◆ DATA LISTING ◆
--- Begin ---
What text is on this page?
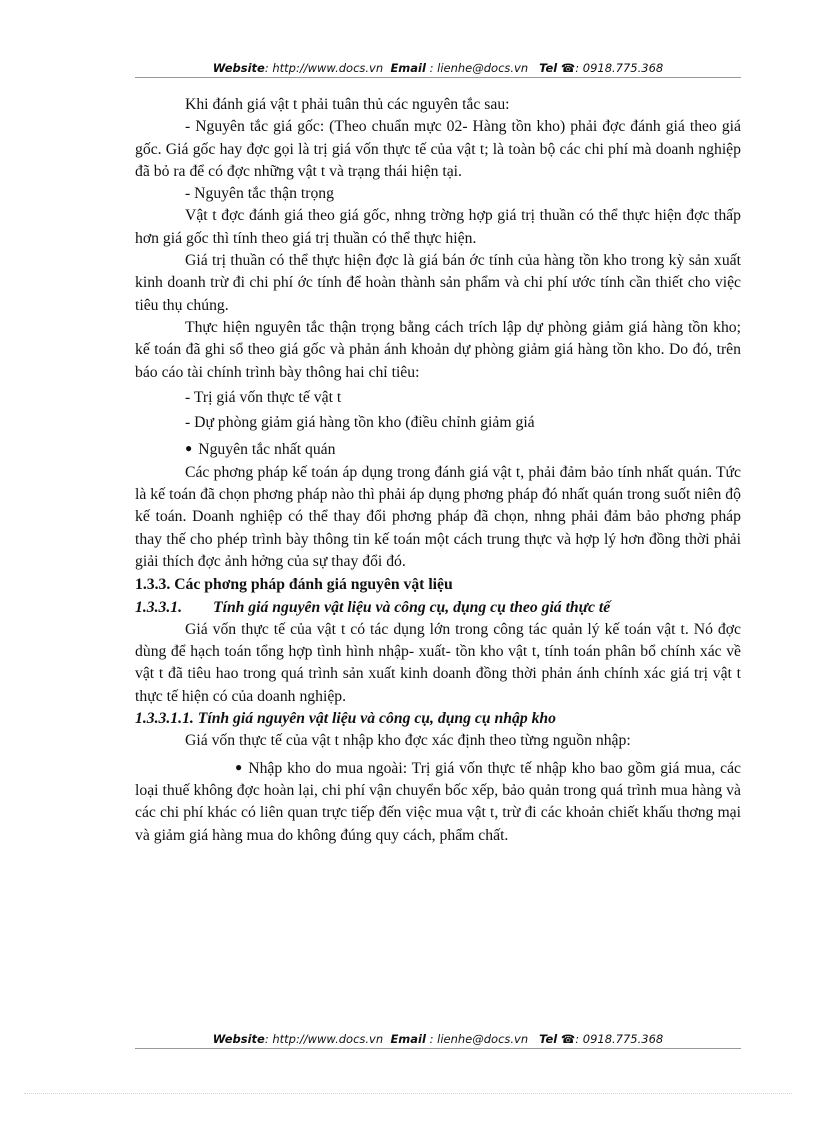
Website: http://www.docs.vn Email : lienhe@docs.vn Tel ☎: 0918.775.368

Khi đánh giá vật t phải tuân thủ các nguyên tắc sau:

- Nguyên tắc giá gốc: (Theo chuẩn mực 02- Hàng tồn kho) phải đợc đánh giá theo giá gốc. Giá gốc hay đợc gọi là trị giá vốn thực tế của vật t; là toàn bộ các chi phí mà doanh nghiệp đã bỏ ra để có đợc những vật t và trạng thái hiện tại.

- Nguyên tắc thận trọng

Vật t đợc đánh giá theo giá gốc, nhng trờng hợp giá trị thuần có thể thực hiện đợc thấp hơn giá gốc thì tính theo giá trị thuần có thể thực hiện.

Giá trị thuần có thể thực hiện đợc là giá bán ớc tính của hàng tồn kho trong kỳ sản xuất kinh doanh trừ đi chi phí ớc tính để hoàn thành sản phẩm và chi phí ước tính cần thiết cho việc tiêu thụ chúng.

Thực hiện nguyên tắc thận trọng bằng cách trích lập dự phòng giảm giá hàng tồn kho; kế toán đã ghi sổ theo giá gốc và phản ánh khoản dự phòng giảm giá hàng tồn kho. Do đó, trên báo cáo tài chính trình bày thông hai chỉ tiêu:

- Trị giá vốn thực tế vật t

- Dự phòng giảm giá hàng tồn kho (điều chỉnh giảm giá

● Nguyên tắc nhất quán

Các phơng pháp kế toán áp dụng trong đánh giá vật t, phải đảm bảo tính nhất quán. Tức là kế toán đã chọn phơng pháp nào thì phải áp dụng phơng pháp đó nhất quán trong suốt niên độ kế toán. Doanh nghiệp có thể thay đổi phơng pháp đã chọn, nhng phải đảm bảo phơng pháp thay thế cho phép trình bày thông tin kế toán một cách trung thực và hợp lý hơn đồng thời phải giải thích đợc ảnh hởng của sự thay đổi đó.

1.3.3. Các phơng pháp đánh giá nguyên vật liệu

1.3.3.1. Tính giá nguyên vật liệu và công cụ, dụng cụ theo giá thực tế

Giá vốn thực tế của vật t có tác dụng lớn trong công tác quản lý kế toán vật t. Nó đợc dùng để hạch toán tổng hợp tình hình nhập- xuất- tồn kho vật t, tính toán phân bổ chính xác về vật t đã tiêu hao trong quá trình sản xuất kinh doanh đồng thời phản ánh chính xác giá trị vật t thực tế hiện có của doanh nghiệp.

1.3.3.1.1. Tính giá nguyên vật liệu và công cụ, dụng cụ nhập kho

Giá vốn thực tế của vật t nhập kho đợc xác định theo từng nguồn nhập:

● Nhập kho do mua ngoài: Trị giá vốn thực tế nhập kho bao gồm giá mua, các loại thuế không đợc hoàn lại, chi phí vận chuyển bốc xếp, bảo quản trong quá trình mua hàng và các chi phí khác có liên quan trực tiếp đến việc mua vật t, trừ đi các khoản chiết khấu thơng mại và giảm giá hàng mua do không đúng quy cách, phẩm chất.

Website: http://www.docs.vn Email : lienhe@docs.vn Tel ☎: 0918.775.368
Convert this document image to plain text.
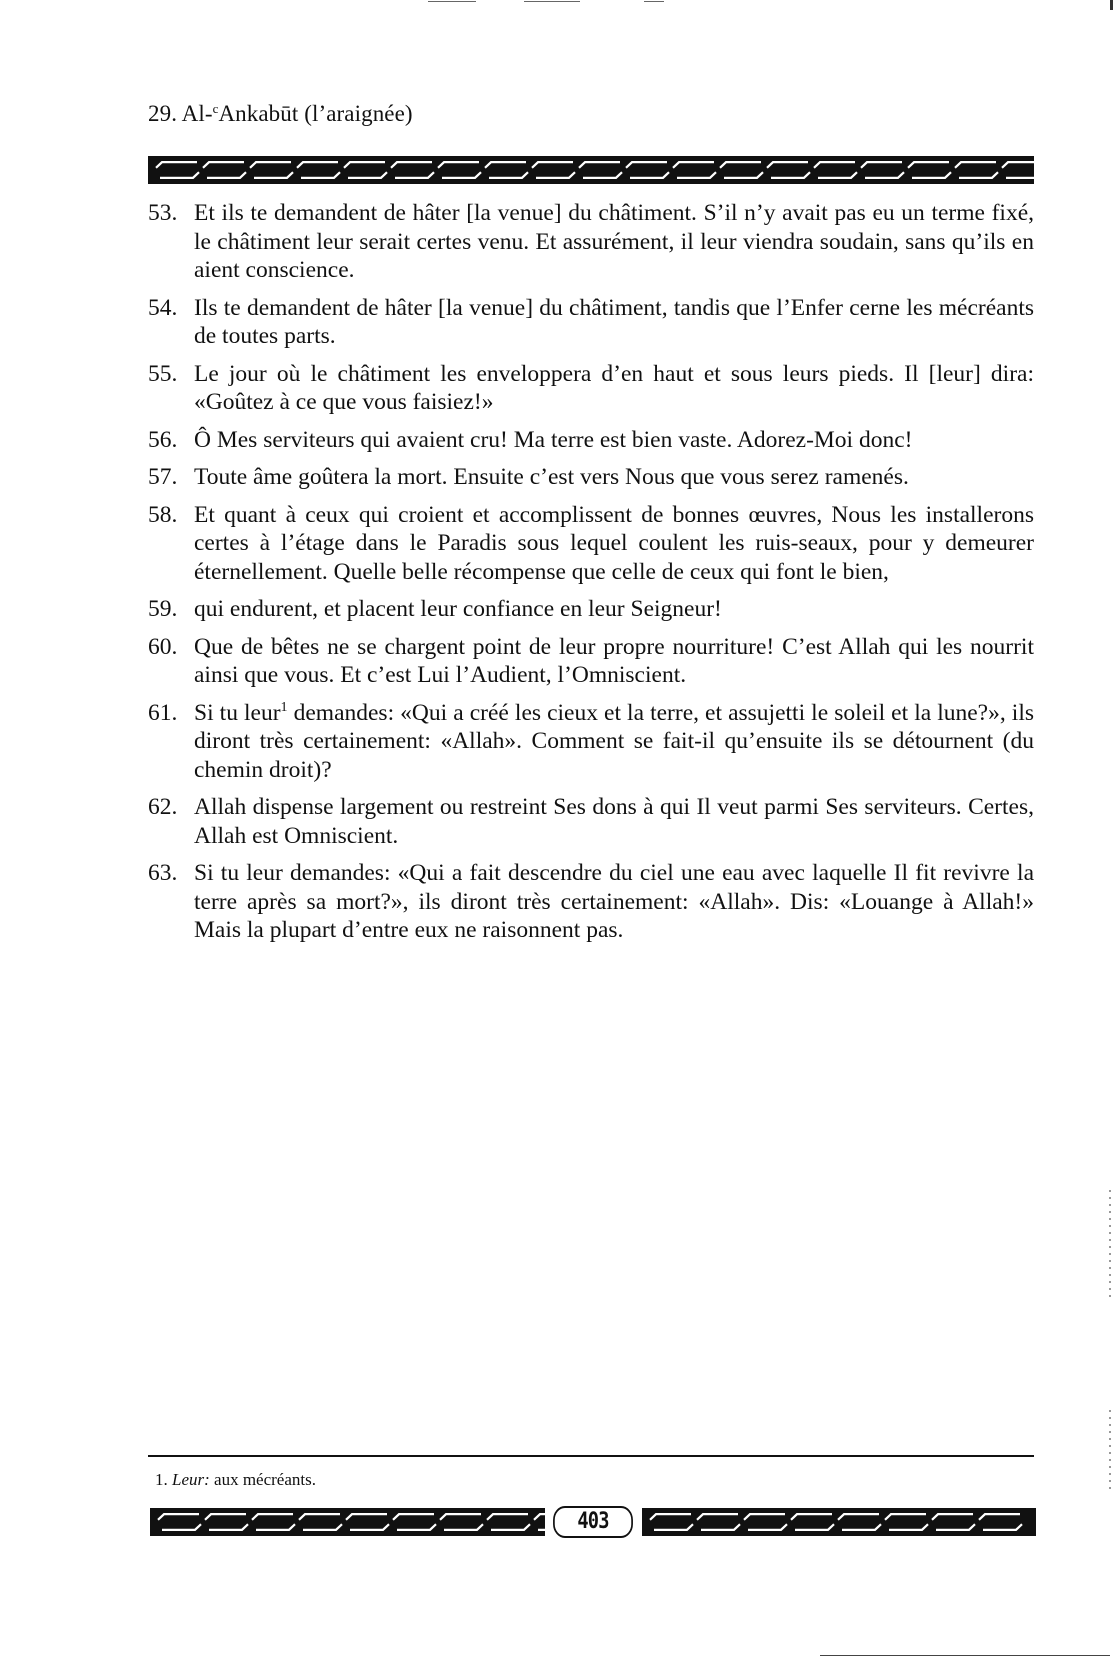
29. Al-$^c$Ankabūt (l’araignée)
53. Et ils te demandent de hâter [la venue] du châtiment. S’il n’y avait pas eu un terme fixé, le châtiment leur serait certes venu. Et assurément, il leur viendra soudain, sans qu’ils en aient conscience.
54. Ils te demandent de hâter [la venue] du châtiment, tandis que l’Enfer cerne les mécréants de toutes parts.
55. Le jour où le châtiment les enveloppera d’en haut et sous leurs pieds. Il [leur] dira: «Goûtez à ce que vous faisiez!»
56. Ô Mes serviteurs qui avaient cru! Ma terre est bien vaste. Adorez-Moi donc!
57. Toute âme goûtera la mort. Ensuite c’est vers Nous que vous serez ramenés.
58. Et quant à ceux qui croient et accomplissent de bonnes œuvres, Nous les installerons certes à l’étage dans le Paradis sous lequel coulent les ruis-seaux, pour y demeurer éternellement. Quelle belle récompense que celle de ceux qui font le bien,
59. qui endurent, et placent leur confiance en leur Seigneur!
60. Que de bêtes ne se chargent point de leur propre nourriture! C’est Allah qui les nourrit ainsi que vous. Et c’est Lui l’Audient, l’Omniscient.
61. Si tu leur$^1$ demandes: «Qui a créé les cieux et la terre, et assujetti le soleil et la lune?», ils diront très certainement: «Allah». Comment se fait-il qu’ensuite ils se détournent (du chemin droit)?
62. Allah dispense largement ou restreint Ses dons à qui Il veut parmi Ses serviteurs. Certes, Allah est Omniscient.
63. Si tu leur demandes: «Qui a fait descendre du ciel une eau avec laquelle Il fit revivre la terre après sa mort?», ils diront très certainement: «Allah». Dis: «Louange à Allah!» Mais la plupart d’entre eux ne raisonnent pas.
1. Leur: aux mécréants.
403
--- End ---
◆ INSTRUCTIONS FOR THE TASK ◆
Quote the material exactly. Pictures stay out.

◆ EXPECTED OUTPUT ◆
What text is on this page?
Website: http://www.docs.vn Email : lienhe@docs.vn Tel ☎: 0918.775.368

Khi đánh giá vật t phải tuân thủ các nguyên tắc sau:

- Nguyên tắc giá gốc: (Theo chuẩn mực 02- Hàng tồn kho) phải đợc đánh giá theo giá gốc. Giá gốc hay đợc gọi là trị giá vốn thực tế của vật t; là toàn bộ các chi phí mà doanh nghiệp đã bỏ ra để có đợc những vật t và trạng thái hiện tại.

- Nguyên tắc thận trọng

Vật t đợc đánh giá theo giá gốc, nhng trờng hợp giá trị thuần có thể thực hiện đợc thấp hơn giá gốc thì tính theo giá trị thuần có thể thực hiện.

Giá trị thuần có thể thực hiện đợc là giá bán ớc tính của hàng tồn kho trong kỳ sản xuất kinh doanh trừ đi chi phí ớc tính để hoàn thành sản phẩm và chi phí ước tính cần thiết cho việc tiêu thụ chúng.

Thực hiện nguyên tắc thận trọng bằng cách trích lập dự phòng giảm giá hàng tồn kho; kế toán đã ghi sổ theo giá gốc và phản ánh khoản dự phòng giảm giá hàng tồn kho. Do đó, trên báo cáo tài chính trình bày thông hai chỉ tiêu:

- Trị giá vốn thực tế vật t

- Dự phòng giảm giá hàng tồn kho (điều chỉnh giảm giá

● Nguyên tắc nhất quán

Các phơng pháp kế toán áp dụng trong đánh giá vật t, phải đảm bảo tính nhất quán. Tức là kế toán đã chọn phơng pháp nào thì phải áp dụng phơng pháp đó nhất quán trong suốt niên độ kế toán. Doanh nghiệp có thể thay đổi phơng pháp đã chọn, nhng phải đảm bảo phơng pháp thay thế cho phép trình bày thông tin kế toán một cách trung thực và hợp lý hơn đồng thời phải giải thích đợc ảnh hởng của sự thay đổi đó.

1.3.3. Các phơng pháp đánh giá nguyên vật liệu

1.3.3.1. Tính giá nguyên vật liệu và công cụ, dụng cụ theo giá thực tế

Giá vốn thực tế của vật t có tác dụng lớn trong công tác quản lý kế toán vật t. Nó đợc dùng để hạch toán tổng hợp tình hình nhập- xuất- tồn kho vật t, tính toán phân bổ chính xác về vật t đã tiêu hao trong quá trình sản xuất kinh doanh đồng thời phản ánh chính xác giá trị vật t thực tế hiện có của doanh nghiệp.

1.3.3.1.1. Tính giá nguyên vật liệu và công cụ, dụng cụ nhập kho

Giá vốn thực tế của vật t nhập kho đợc xác định theo từng nguồn nhập:

● Nhập kho do mua ngoài: Trị giá vốn thực tế nhập kho bao gồm giá mua, các loại thuế không đợc hoàn lại, chi phí vận chuyển bốc xếp, bảo quản trong quá trình mua hàng và các chi phí khác có liên quan trực tiếp đến việc mua vật t, trừ đi các khoản chiết khấu thơng mại và giảm giá hàng mua do không đúng quy cách, phẩm chất.

Website: http://www.docs.vn Email : lienhe@docs.vn Tel ☎: 0918.775.368
Convert this document image to plain text.
29. Al-$^c$Ankabūt (l’araignée)
53. Et ils te demandent de hâter [la venue] du châtiment. S’il n’y avait pas eu un terme fixé, le châtiment leur serait certes venu. Et assurément, il leur viendra soudain, sans qu’ils en aient conscience.
54. Ils te demandent de hâter [la venue] du châtiment, tandis que l’Enfer cerne les mécréants de toutes parts.
55. Le jour où le châtiment les enveloppera d’en haut et sous leurs pieds. Il [leur] dira: «Goûtez à ce que vous faisiez!»
56. Ô Mes serviteurs qui avaient cru! Ma terre est bien vaste. Adorez-Moi donc!
57. Toute âme goûtera la mort. Ensuite c’est vers Nous que vous serez ramenés.
58. Et quant à ceux qui croient et accomplissent de bonnes œuvres, Nous les installerons certes à l’étage dans le Paradis sous lequel coulent les ruis-seaux, pour y demeurer éternellement. Quelle belle récompense que celle de ceux qui font le bien,
59. qui endurent, et placent leur confiance en leur Seigneur!
60. Que de bêtes ne se chargent point de leur propre nourriture! C’est Allah qui les nourrit ainsi que vous. Et c’est Lui l’Audient, l’Omniscient.
61. Si tu leur$^1$ demandes: «Qui a créé les cieux et la terre, et assujetti le soleil et la lune?», ils diront très certainement: «Allah». Comment se fait-il qu’ensuite ils se détournent (du chemin droit)?
62. Allah dispense largement ou restreint Ses dons à qui Il veut parmi Ses serviteurs. Certes, Allah est Omniscient.
63. Si tu leur demandes: «Qui a fait descendre du ciel une eau avec laquelle Il fit revivre la terre après sa mort?», ils diront très certainement: «Allah». Dis: «Louange à Allah!» Mais la plupart d’entre eux ne raisonnent pas.
1. Leur: aux mécréants.
403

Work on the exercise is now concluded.